**TO DO:** Without the images, write out all of the following entries exactly.

- - - - -

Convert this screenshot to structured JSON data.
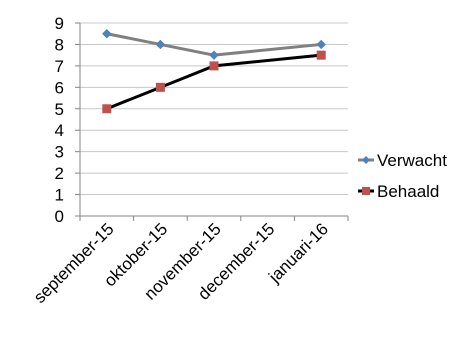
{
  "chart_data": {
    "type": "line",
    "categories": [
      "september-15",
      "oktober-15",
      "november-15",
      "december-15",
      "januari-16"
    ],
    "series": [
      {
        "name": "Verwacht",
        "values": [
          8.5,
          8,
          7.5,
          null,
          8
        ],
        "color": "#808080",
        "marker": "diamond",
        "marker_color": "#4f81bd"
      },
      {
        "name": "Behaald",
        "values": [
          5,
          6,
          7,
          null,
          7.5
        ],
        "color": "#000000",
        "marker": "square",
        "marker_color": "#c0504d"
      }
    ],
    "ylim": [
      0,
      9
    ],
    "yticks": [
      0,
      1,
      2,
      3,
      4,
      5,
      6,
      7,
      8,
      9
    ],
    "grid": true,
    "legend_position": "right",
    "title": "",
    "xlabel": "",
    "ylabel": ""
  }
}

- - - - -

**ANSWER TO THE PROBLEM:**
Convert this screenshot to structured JSON data.
{
  "chart_data": {
    "type": "line",
    "categories": [
      "september-15",
      "oktober-15",
      "november-15",
      "december-15",
      "januari-16"
    ],
    "series": [
      {
        "name": "Verwacht",
        "values": [
          8.5,
          8,
          7.5,
          null,
          8
        ],
        "color": "#808080",
        "marker": "diamond",
        "marker_color": "#4f81bd"
      },
      {
        "name": "Behaald",
        "values": [
          5,
          6,
          7,
          null,
          7.5
        ],
        "color": "#000000",
        "marker": "square",
        "marker_color": "#c0504d"
      }
    ],
    "ylim": [
      0,
      9
    ],
    "yticks": [
      0,
      1,
      2,
      3,
      4,
      5,
      6,
      7,
      8,
      9
    ],
    "grid": true,
    "legend_position": "right",
    "title": "",
    "xlabel": "",
    "ylabel": ""
  }
}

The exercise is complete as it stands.